- _PROBLEM TO WORK ON_:
Where does the word "mice" show up in the data? Please find each such line and copy it.
PROVIDED ENTRIES START
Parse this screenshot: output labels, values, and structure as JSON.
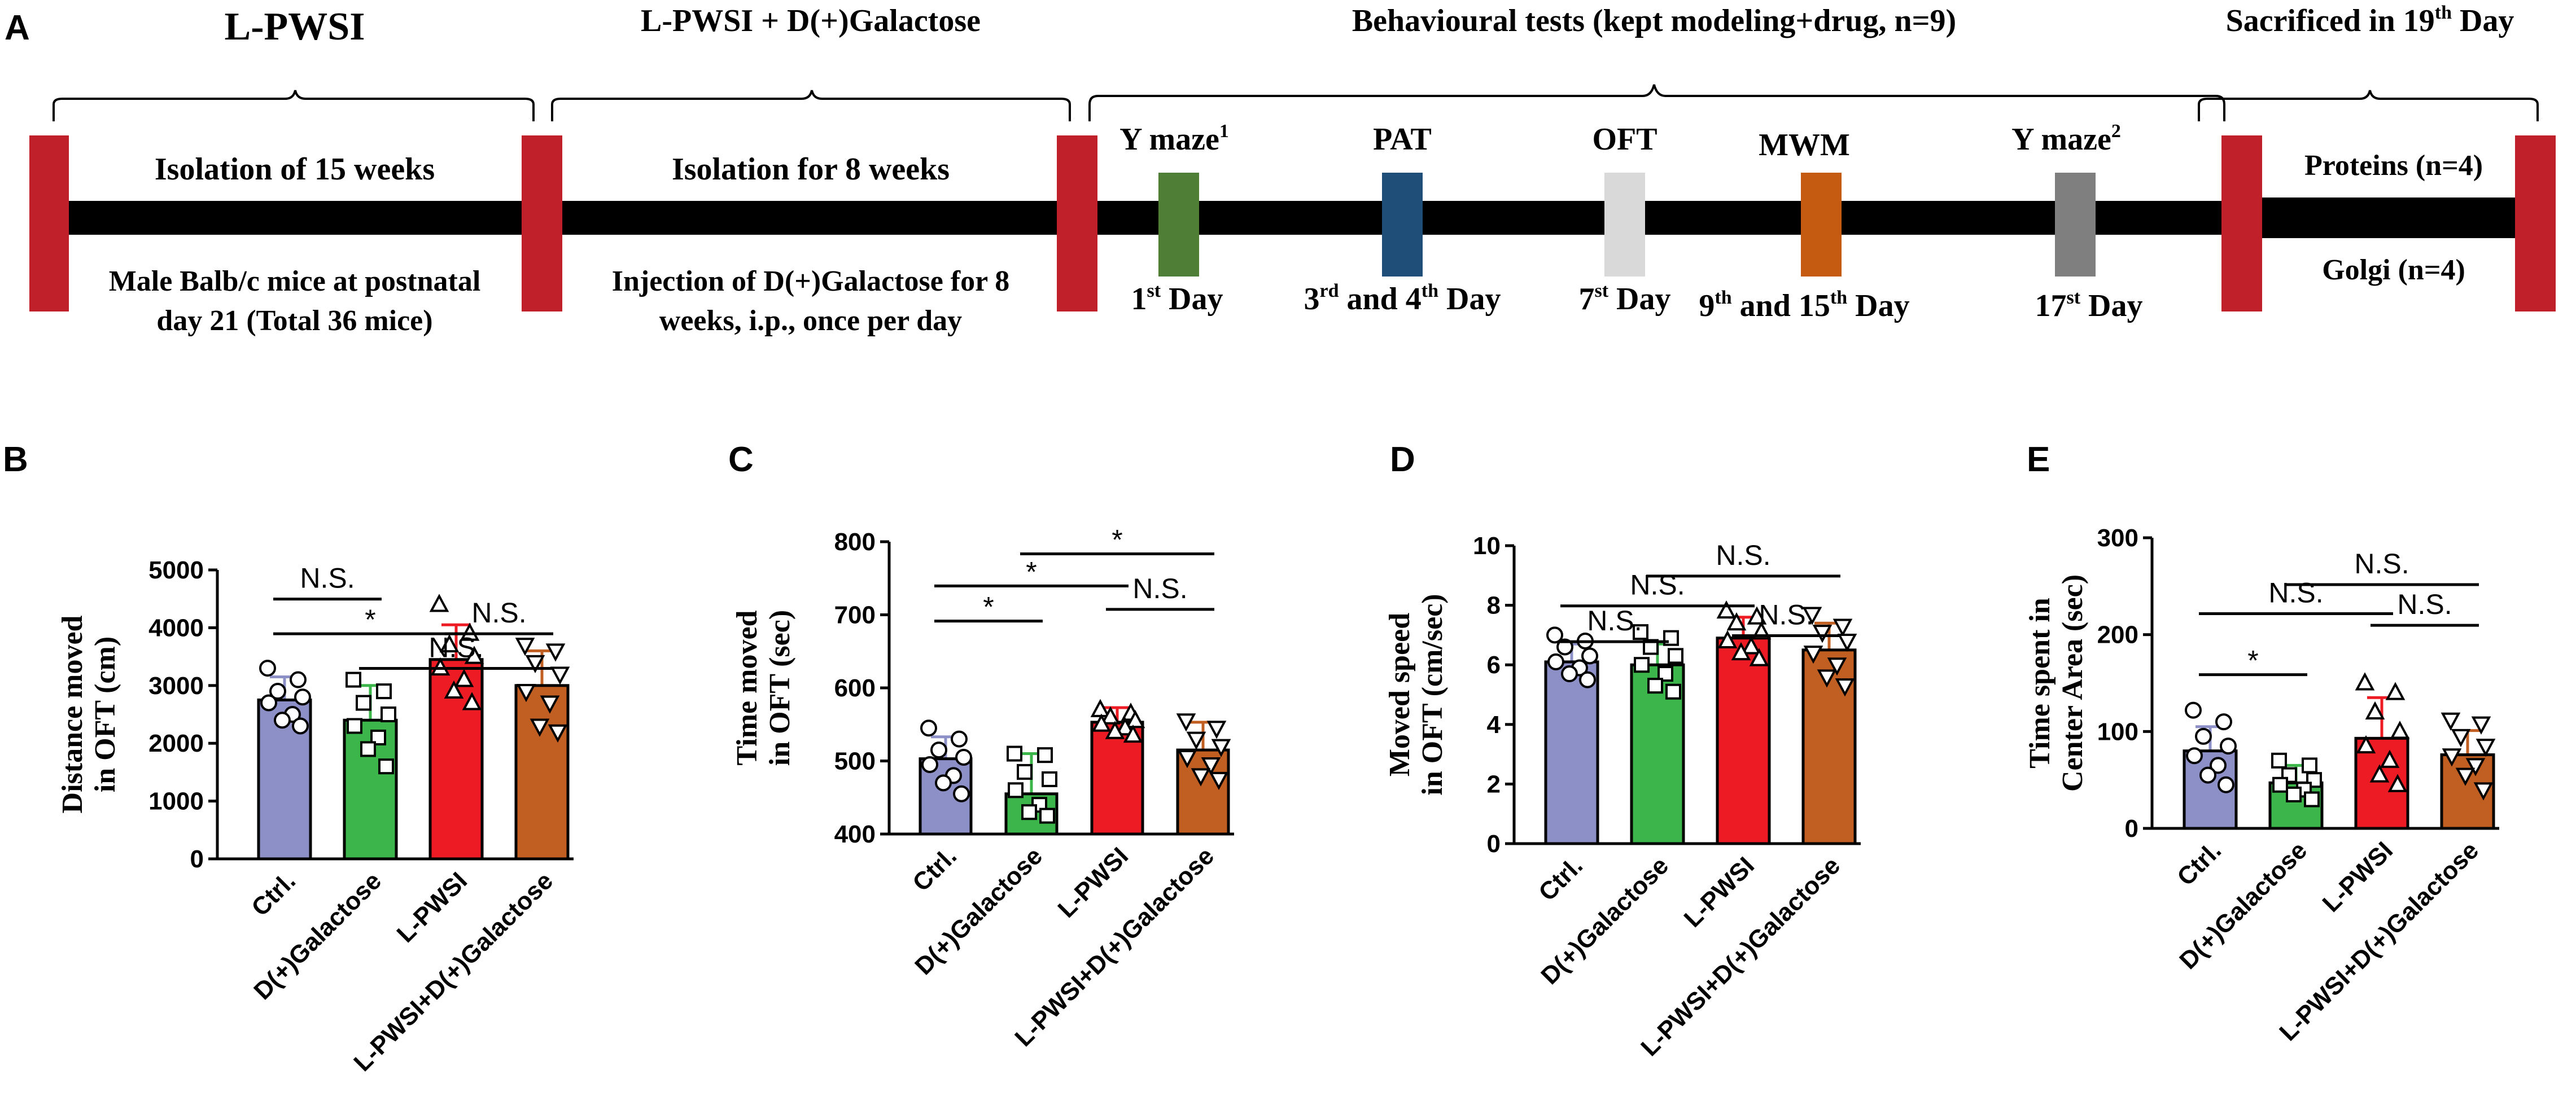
{
  "figure_labels": {
    "A": "A",
    "B": "B",
    "C": "C",
    "D": "D",
    "E": "E"
  },
  "timeline": {
    "phase1": {
      "title": "L-PWSI",
      "top": "Isolation of 15 weeks",
      "bottom1": "Male Balb/c mice at postnatal",
      "bottom2": "day 21 (Total 36 mice)"
    },
    "phase2": {
      "title": "L-PWSI + D(+)Galactose",
      "top": "Isolation for 8 weeks",
      "bottom1": "Injection of D(+)Galactose for 8",
      "bottom2": "weeks, i.p., once per day"
    },
    "phase3": {
      "title": "Behavioural tests (kept modeling+drug, n=9)",
      "tests": [
        {
          "name": "Y maze",
          "sup": "1",
          "day_pre": "1",
          "day_sup": "st",
          "day_post": " Day",
          "color": "#4f7f37"
        },
        {
          "name": "PAT",
          "sup": "",
          "day_pre": "3",
          "day_sup": "rd",
          "day_post": " and 4",
          "day_sup2": "th",
          "day_post2": " Day",
          "color": "#1f4e79"
        },
        {
          "name": "OFT",
          "sup": "",
          "day_pre": "7",
          "day_sup": "st",
          "day_post": " Day",
          "color": "#d9d9d9"
        },
        {
          "name": "MWM",
          "sup": "",
          "day_pre": "9",
          "day_sup": "th",
          "day_post": " and 15",
          "day_sup2": "th",
          "day_post2": " Day",
          "color": "#c55a11"
        },
        {
          "name": "Y maze",
          "sup": "2",
          "day_pre": "17",
          "day_sup": "st",
          "day_post": " Day",
          "color": "#7f7f7f"
        }
      ]
    },
    "phase4": {
      "title_pre": "Sacrificed in 19",
      "title_sup": "th",
      "title_post": " Day",
      "top": "Proteins (n=4)",
      "bottom": "Golgi (n=4)"
    },
    "bar_color": "#c0202a"
  },
  "chart_data": [
    {
      "panel": "B",
      "type": "bar",
      "categories": [
        "Ctrl.",
        "D(+)Galactose",
        "L-PWSI",
        "L-PWSI+D(+)Galactose"
      ],
      "values": [
        2750,
        2400,
        3450,
        3000
      ],
      "errors": [
        400,
        600,
        600,
        600
      ],
      "points": [
        [
          3300,
          3100,
          2900,
          2800,
          2700,
          2500,
          2400,
          2300
        ],
        [
          3100,
          2900,
          2700,
          2500,
          2300,
          2100,
          1900,
          1600
        ],
        [
          4400,
          3900,
          3700,
          3500,
          3300,
          3100,
          2900,
          2700
        ],
        [
          3700,
          3600,
          3400,
          3200,
          2900,
          2700,
          2300,
          2200
        ]
      ],
      "colors": [
        "#8d8fc7",
        "#3cb54a",
        "#ed1c24",
        "#c15f22"
      ],
      "ylabel": [
        "Distance moved",
        "in OFT (cm)"
      ],
      "ylim": [
        0,
        5000
      ],
      "yticks": [
        0,
        1000,
        2000,
        3000,
        4000,
        5000
      ],
      "significance": [
        {
          "from": 0,
          "to": 1,
          "label": "N.S."
        },
        {
          "from": 0,
          "to": 2,
          "label": "*"
        },
        {
          "from": 2,
          "to": 3,
          "label": "N.S."
        },
        {
          "from": 1,
          "to": 3,
          "label": "N.S."
        }
      ]
    },
    {
      "panel": "C",
      "type": "bar",
      "categories": [
        "Ctrl.",
        "D(+)Galactose",
        "L-PWSI",
        "L-PWSI+D(+)Galactose"
      ],
      "values": [
        503,
        455,
        553,
        515
      ],
      "errors": [
        30,
        55,
        20,
        38
      ],
      "points": [
        [
          545,
          530,
          515,
          505,
          495,
          480,
          470,
          455
        ],
        [
          510,
          508,
          485,
          475,
          460,
          440,
          430,
          425
        ],
        [
          570,
          565,
          560,
          555,
          550,
          545,
          540,
          535
        ],
        [
          555,
          545,
          530,
          520,
          505,
          495,
          480,
          475
        ]
      ],
      "colors": [
        "#8d8fc7",
        "#3cb54a",
        "#ed1c24",
        "#c15f22"
      ],
      "ylabel": [
        "Time moved",
        "in OFT (sec)"
      ],
      "ylim": [
        400,
        800
      ],
      "yticks": [
        400,
        500,
        600,
        700,
        800
      ],
      "significance": [
        {
          "from": 0,
          "to": 1,
          "label": "*"
        },
        {
          "from": 0,
          "to": 2,
          "label": "*"
        },
        {
          "from": 2,
          "to": 3,
          "label": "N.S."
        },
        {
          "from": 1,
          "to": 3,
          "label": "*"
        }
      ]
    },
    {
      "panel": "D",
      "type": "bar",
      "categories": [
        "Ctrl.",
        "D(+)Galactose",
        "L-PWSI",
        "L-PWSI+D(+)Galactose"
      ],
      "values": [
        6.1,
        6.0,
        6.9,
        6.5
      ],
      "errors": [
        0.6,
        0.7,
        0.7,
        0.9
      ],
      "points": [
        [
          7.0,
          6.8,
          6.6,
          6.3,
          6.1,
          5.9,
          5.7,
          5.5
        ],
        [
          7.1,
          6.9,
          6.6,
          6.3,
          6.0,
          5.7,
          5.3,
          5.1
        ],
        [
          7.8,
          7.6,
          7.4,
          7.1,
          6.8,
          6.6,
          6.4,
          6.2
        ],
        [
          7.7,
          7.3,
          7.1,
          6.8,
          6.4,
          6.0,
          5.6,
          5.3
        ]
      ],
      "colors": [
        "#8d8fc7",
        "#3cb54a",
        "#ed1c24",
        "#c15f22"
      ],
      "ylabel": [
        "Moved speed",
        "in OFT (cm/sec)"
      ],
      "ylim": [
        0,
        10
      ],
      "yticks": [
        0,
        2,
        4,
        6,
        8,
        10
      ],
      "significance": [
        {
          "from": 0,
          "to": 1,
          "label": "N.S."
        },
        {
          "from": 0,
          "to": 2,
          "label": "N.S."
        },
        {
          "from": 2,
          "to": 3,
          "label": "N.S."
        },
        {
          "from": 1,
          "to": 3,
          "label": "N.S."
        }
      ]
    },
    {
      "panel": "E",
      "type": "bar",
      "categories": [
        "Ctrl.",
        "D(+)Galactose",
        "L-PWSI",
        "L-PWSI+D(+)Galactose"
      ],
      "values": [
        80,
        47,
        93,
        76
      ],
      "errors": [
        25,
        18,
        42,
        25
      ],
      "points": [
        [
          122,
          110,
          95,
          85,
          75,
          65,
          55,
          45
        ],
        [
          70,
          65,
          55,
          50,
          45,
          40,
          35,
          30
        ],
        [
          150,
          140,
          120,
          100,
          85,
          70,
          55,
          45
        ],
        [
          112,
          108,
          95,
          85,
          75,
          65,
          55,
          40
        ]
      ],
      "colors": [
        "#8d8fc7",
        "#3cb54a",
        "#ed1c24",
        "#c15f22"
      ],
      "ylabel": [
        "Time spent in",
        "Center Area (sec)"
      ],
      "ylim": [
        0,
        300
      ],
      "yticks": [
        0,
        100,
        200,
        300
      ],
      "significance": [
        {
          "from": 0,
          "to": 1,
          "label": "*"
        },
        {
          "from": 0,
          "to": 2,
          "label": "N.S."
        },
        {
          "from": 2,
          "to": 3,
          "label": "N.S."
        },
        {
          "from": 1,
          "to": 3,
          "label": "N.S."
        }
      ]
    }
  ]
}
PROVIDED ENTRIES END
- _ANSWER TO THIS PROBLEM_:
      "bottom1": "Male Balb/c mice at postnatal",
      "bottom2": "day 21 (Total 36 mice)"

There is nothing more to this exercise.